**** EXTRACTED RECORDS ****
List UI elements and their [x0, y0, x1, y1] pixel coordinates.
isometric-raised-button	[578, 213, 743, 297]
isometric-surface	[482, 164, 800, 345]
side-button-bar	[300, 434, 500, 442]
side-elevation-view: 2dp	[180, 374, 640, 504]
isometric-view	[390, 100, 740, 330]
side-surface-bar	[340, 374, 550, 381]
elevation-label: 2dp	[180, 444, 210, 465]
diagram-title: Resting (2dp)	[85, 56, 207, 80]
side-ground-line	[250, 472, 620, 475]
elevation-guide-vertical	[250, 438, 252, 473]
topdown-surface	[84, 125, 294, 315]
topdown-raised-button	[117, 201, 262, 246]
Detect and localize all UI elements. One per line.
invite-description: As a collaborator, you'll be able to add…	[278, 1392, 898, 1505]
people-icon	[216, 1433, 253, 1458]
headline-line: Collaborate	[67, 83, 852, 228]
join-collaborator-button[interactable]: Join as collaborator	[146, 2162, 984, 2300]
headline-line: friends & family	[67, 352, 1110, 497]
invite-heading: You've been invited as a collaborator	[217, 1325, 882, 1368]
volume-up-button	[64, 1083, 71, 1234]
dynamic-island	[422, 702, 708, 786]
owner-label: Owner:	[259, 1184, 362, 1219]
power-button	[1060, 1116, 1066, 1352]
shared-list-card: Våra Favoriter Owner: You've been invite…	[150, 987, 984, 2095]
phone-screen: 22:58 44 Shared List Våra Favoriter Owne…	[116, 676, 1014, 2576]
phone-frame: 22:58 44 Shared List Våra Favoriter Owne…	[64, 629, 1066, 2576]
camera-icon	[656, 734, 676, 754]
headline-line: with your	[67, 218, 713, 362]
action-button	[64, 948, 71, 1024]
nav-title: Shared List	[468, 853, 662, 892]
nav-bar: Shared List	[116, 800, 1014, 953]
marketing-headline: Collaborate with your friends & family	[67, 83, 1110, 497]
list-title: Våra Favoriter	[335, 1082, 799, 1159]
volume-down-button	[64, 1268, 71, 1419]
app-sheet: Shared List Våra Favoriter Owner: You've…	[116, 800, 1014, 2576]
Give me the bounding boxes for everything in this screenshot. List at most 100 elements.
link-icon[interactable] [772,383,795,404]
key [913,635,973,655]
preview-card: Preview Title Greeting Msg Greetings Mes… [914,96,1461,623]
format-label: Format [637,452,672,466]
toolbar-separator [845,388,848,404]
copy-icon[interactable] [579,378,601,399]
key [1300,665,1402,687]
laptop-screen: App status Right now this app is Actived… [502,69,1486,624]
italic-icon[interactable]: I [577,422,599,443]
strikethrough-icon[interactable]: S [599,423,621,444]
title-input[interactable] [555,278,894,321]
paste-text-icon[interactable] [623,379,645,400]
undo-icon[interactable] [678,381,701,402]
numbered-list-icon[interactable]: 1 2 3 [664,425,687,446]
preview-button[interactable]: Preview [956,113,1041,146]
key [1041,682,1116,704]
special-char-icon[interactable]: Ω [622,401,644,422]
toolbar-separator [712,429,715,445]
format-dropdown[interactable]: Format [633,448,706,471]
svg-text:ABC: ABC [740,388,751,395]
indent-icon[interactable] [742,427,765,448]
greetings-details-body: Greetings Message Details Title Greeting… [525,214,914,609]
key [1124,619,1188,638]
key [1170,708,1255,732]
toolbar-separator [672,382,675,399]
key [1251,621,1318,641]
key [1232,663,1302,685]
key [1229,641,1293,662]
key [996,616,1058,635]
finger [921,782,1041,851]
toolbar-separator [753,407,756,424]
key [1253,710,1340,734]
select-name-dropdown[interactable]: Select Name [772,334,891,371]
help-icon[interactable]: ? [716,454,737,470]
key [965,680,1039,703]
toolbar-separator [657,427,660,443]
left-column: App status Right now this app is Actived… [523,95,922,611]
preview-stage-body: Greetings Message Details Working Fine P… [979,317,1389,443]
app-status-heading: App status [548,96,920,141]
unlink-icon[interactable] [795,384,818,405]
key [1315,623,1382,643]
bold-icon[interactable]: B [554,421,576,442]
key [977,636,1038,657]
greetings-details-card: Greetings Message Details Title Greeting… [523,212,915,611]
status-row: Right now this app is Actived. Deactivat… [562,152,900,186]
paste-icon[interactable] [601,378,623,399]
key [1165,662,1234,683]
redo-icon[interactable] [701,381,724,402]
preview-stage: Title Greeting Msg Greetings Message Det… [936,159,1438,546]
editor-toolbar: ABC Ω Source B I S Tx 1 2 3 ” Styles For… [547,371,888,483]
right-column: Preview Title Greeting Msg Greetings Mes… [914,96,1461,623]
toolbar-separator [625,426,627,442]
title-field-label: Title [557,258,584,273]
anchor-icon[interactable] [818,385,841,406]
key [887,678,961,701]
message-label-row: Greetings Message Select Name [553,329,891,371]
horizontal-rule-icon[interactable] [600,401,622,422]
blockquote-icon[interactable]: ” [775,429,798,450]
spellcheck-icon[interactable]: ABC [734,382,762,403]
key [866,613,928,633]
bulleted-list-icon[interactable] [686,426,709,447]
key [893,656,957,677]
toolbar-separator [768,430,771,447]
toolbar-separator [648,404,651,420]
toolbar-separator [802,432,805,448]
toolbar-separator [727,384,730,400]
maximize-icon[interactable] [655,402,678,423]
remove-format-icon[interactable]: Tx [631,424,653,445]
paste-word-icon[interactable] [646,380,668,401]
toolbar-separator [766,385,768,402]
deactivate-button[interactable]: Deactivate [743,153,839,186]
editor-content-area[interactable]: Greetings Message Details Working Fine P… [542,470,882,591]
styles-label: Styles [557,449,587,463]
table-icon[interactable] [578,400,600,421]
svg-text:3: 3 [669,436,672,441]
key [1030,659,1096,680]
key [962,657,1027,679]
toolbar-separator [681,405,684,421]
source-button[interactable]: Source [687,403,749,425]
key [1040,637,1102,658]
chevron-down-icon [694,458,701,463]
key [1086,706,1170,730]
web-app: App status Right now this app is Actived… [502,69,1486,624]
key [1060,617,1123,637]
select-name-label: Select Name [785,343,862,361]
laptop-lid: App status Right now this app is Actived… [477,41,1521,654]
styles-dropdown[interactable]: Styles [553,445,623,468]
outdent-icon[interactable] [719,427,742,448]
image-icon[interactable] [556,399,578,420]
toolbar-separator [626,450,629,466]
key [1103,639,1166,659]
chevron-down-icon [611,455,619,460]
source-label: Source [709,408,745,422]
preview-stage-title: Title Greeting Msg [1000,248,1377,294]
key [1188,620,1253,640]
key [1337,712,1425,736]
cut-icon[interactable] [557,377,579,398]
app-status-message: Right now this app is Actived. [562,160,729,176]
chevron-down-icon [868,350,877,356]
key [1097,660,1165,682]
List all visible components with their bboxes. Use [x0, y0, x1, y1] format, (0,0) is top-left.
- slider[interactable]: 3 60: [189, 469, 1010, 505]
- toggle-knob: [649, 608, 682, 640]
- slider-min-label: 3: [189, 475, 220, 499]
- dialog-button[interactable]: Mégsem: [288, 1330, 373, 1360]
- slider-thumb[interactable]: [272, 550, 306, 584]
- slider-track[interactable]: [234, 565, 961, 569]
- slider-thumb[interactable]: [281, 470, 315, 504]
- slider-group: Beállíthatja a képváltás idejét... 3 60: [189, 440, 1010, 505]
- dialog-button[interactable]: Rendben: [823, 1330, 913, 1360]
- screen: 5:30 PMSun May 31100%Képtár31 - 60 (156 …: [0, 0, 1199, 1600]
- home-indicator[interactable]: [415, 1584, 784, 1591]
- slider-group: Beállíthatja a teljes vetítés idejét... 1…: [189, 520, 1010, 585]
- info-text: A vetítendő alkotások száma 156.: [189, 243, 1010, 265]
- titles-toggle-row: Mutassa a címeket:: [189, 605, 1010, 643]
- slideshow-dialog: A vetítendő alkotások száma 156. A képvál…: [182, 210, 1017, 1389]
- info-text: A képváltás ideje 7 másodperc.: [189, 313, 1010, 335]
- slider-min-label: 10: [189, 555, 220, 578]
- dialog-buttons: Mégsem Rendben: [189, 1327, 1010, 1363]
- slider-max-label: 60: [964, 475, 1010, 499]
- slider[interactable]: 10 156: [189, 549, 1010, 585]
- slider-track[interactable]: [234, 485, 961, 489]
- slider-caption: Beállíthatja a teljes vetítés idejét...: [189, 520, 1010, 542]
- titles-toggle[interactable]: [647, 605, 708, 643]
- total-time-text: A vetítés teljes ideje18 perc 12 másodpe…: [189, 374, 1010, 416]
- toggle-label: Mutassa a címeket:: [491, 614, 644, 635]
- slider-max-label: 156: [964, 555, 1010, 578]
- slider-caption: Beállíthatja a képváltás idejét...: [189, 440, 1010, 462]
****
→ **TASK DETAILS**:
Can you format the stretch from the first of the rows through the line that contains "Detect and localize" as a numbered list, dropping any blank lines?

→ **RESULT FOR THIS EXERCISE**:
1. List UI elements and their [x0, y0, x1, y1] pixel coordinates.
2. isometric-raised-button	[578, 213, 743, 297]
3. isometric-surface	[482, 164, 800, 345]
4. side-button-bar	[300, 434, 500, 442]
5. side-elevation-view: 2dp	[180, 374, 640, 504]
6. isometric-view	[390, 100, 740, 330]
7. side-surface-bar	[340, 374, 550, 381]
8. elevation-label: 2dp	[180, 444, 210, 465]
9. diagram-title: Resting (2dp)	[85, 56, 207, 80]
10. side-ground-line	[250, 472, 620, 475]
11. elevation-guide-vertical	[250, 438, 252, 473]
12. topdown-surface	[84, 125, 294, 315]
13. topdown-raised-button	[117, 201, 262, 246]
14. Detect and localize all UI elements. One per line.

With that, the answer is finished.